> REQUIREMENT
Word for word, give the material below again, minus any images.

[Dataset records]
%%

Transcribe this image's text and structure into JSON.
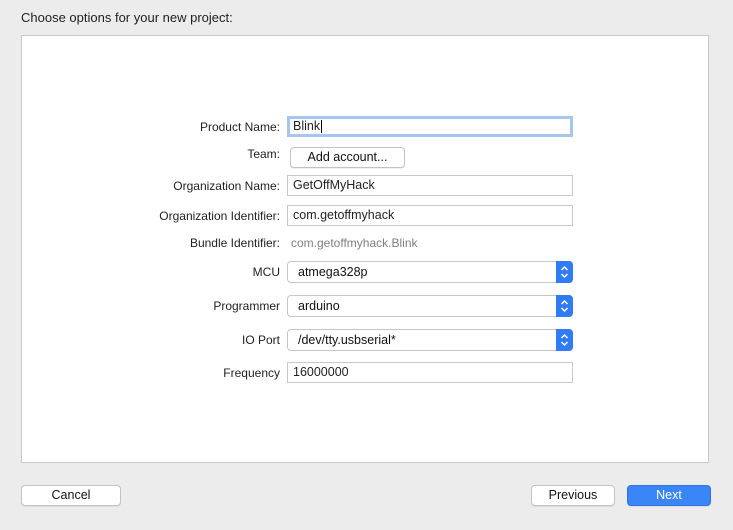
{
  "dialog": {
    "title": "Choose options for your new project:"
  },
  "form": {
    "product_name": {
      "label": "Product Name:",
      "value": "Blink"
    },
    "team": {
      "label": "Team:",
      "button_label": "Add account..."
    },
    "organization_name": {
      "label": "Organization Name:",
      "value": "GetOffMyHack"
    },
    "organization_identifier": {
      "label": "Organization Identifier:",
      "value": "com.getoffmyhack"
    },
    "bundle_identifier": {
      "label": "Bundle Identifier:",
      "value": "com.getoffmyhack.Blink"
    },
    "mcu": {
      "label": "MCU",
      "selected": "atmega328p"
    },
    "programmer": {
      "label": "Programmer",
      "selected": "arduino"
    },
    "io_port": {
      "label": "IO Port",
      "selected": "/dev/tty.usbserial*"
    },
    "frequency": {
      "label": "Frequency",
      "value": "16000000"
    }
  },
  "footer": {
    "cancel_label": "Cancel",
    "previous_label": "Previous",
    "next_label": "Next"
  },
  "colors": {
    "accent": "#3a86f7",
    "focus_ring": "#a7c6ef",
    "window_bg": "#ececec"
  },
  "icons": {
    "popup_arrows": "chevron-up-down-icon"
  }
}
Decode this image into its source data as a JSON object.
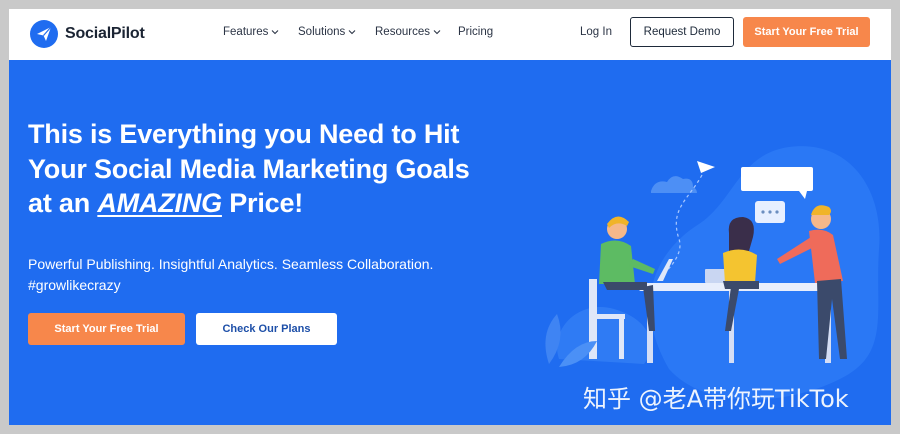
{
  "brand": {
    "name": "SocialPilot"
  },
  "nav": {
    "items": [
      {
        "label": "Features",
        "has_dropdown": true
      },
      {
        "label": "Solutions",
        "has_dropdown": true
      },
      {
        "label": "Resources",
        "has_dropdown": true
      },
      {
        "label": "Pricing",
        "has_dropdown": false
      }
    ],
    "login_label": "Log In",
    "demo_label": "Request Demo",
    "trial_label": "Start Your Free Trial"
  },
  "hero": {
    "title_line1": "This is Everything you Need to Hit",
    "title_line2": "Your Social Media Marketing Goals",
    "title_line3_pre": "at an",
    "title_line3_em": "AMAZING",
    "title_line3_post": "Price!",
    "subtitle_line1": "Powerful Publishing. Insightful Analytics. Seamless Collaboration.",
    "subtitle_line2": "#growlikecrazy",
    "cta_primary": "Start Your Free Trial",
    "cta_secondary": "Check Our Plans"
  },
  "watermark": "知乎 @老A带你玩TikTok",
  "colors": {
    "hero_bg": "#1f6cf0",
    "accent_orange": "#f7874b",
    "nav_bg": "#ffffff"
  },
  "icons": [
    "logo-paper-plane-icon",
    "chevron-down-icon",
    "team-collaboration-illustration"
  ]
}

%%

> SOLUTION BELOW
Transcribe this image's text and structure into JSON.
{
  "dialog": {
    "title": "Choose options for your new project:"
  },
  "form": {
    "product_name": {
      "label": "Product Name:",
      "value": "Blink"
    },
    "team": {
      "label": "Team:",
      "button_label": "Add account..."
    },
    "organization_name": {
      "label": "Organization Name:",
      "value": "GetOffMyHack"
    },
    "organization_identifier": {
      "label": "Organization Identifier:",
      "value": "com.getoffmyhack"
    },
    "bundle_identifier": {
      "label": "Bundle Identifier:",
      "value": "com.getoffmyhack.Blink"
    },
    "mcu": {
      "label": "MCU",
      "selected": "atmega328p"
    },
    "programmer": {
      "label": "Programmer",
      "selected": "arduino"
    },
    "io_port": {
      "label": "IO Port",
      "selected": "/dev/tty.usbserial*"
    },
    "frequency": {
      "label": "Frequency",
      "value": "16000000"
    }
  },
  "footer": {
    "cancel_label": "Cancel",
    "previous_label": "Previous",
    "next_label": "Next"
  },
  "colors": {
    "accent": "#3a86f7",
    "focus_ring": "#a7c6ef",
    "window_bg": "#ececec"
  },
  "icons": {
    "popup_arrows": "chevron-up-down-icon"
  }
}
Decode this image into its source data as a JSON object.
{
  "brand": {
    "name": "SocialPilot"
  },
  "nav": {
    "items": [
      {
        "label": "Features",
        "has_dropdown": true
      },
      {
        "label": "Solutions",
        "has_dropdown": true
      },
      {
        "label": "Resources",
        "has_dropdown": true
      },
      {
        "label": "Pricing",
        "has_dropdown": false
      }
    ],
    "login_label": "Log In",
    "demo_label": "Request Demo",
    "trial_label": "Start Your Free Trial"
  },
  "hero": {
    "title_line1": "This is Everything you Need to Hit",
    "title_line2": "Your Social Media Marketing Goals",
    "title_line3_pre": "at an",
    "title_line3_em": "AMAZING",
    "title_line3_post": "Price!",
    "subtitle_line1": "Powerful Publishing. Insightful Analytics. Seamless Collaboration.",
    "subtitle_line2": "#growlikecrazy",
    "cta_primary": "Start Your Free Trial",
    "cta_secondary": "Check Our Plans"
  },
  "watermark": "知乎 @老A带你玩TikTok",
  "colors": {
    "hero_bg": "#1f6cf0",
    "accent_orange": "#f7874b",
    "nav_bg": "#ffffff"
  },
  "icons": [
    "logo-paper-plane-icon",
    "chevron-down-icon",
    "team-collaboration-illustration"
  ]
}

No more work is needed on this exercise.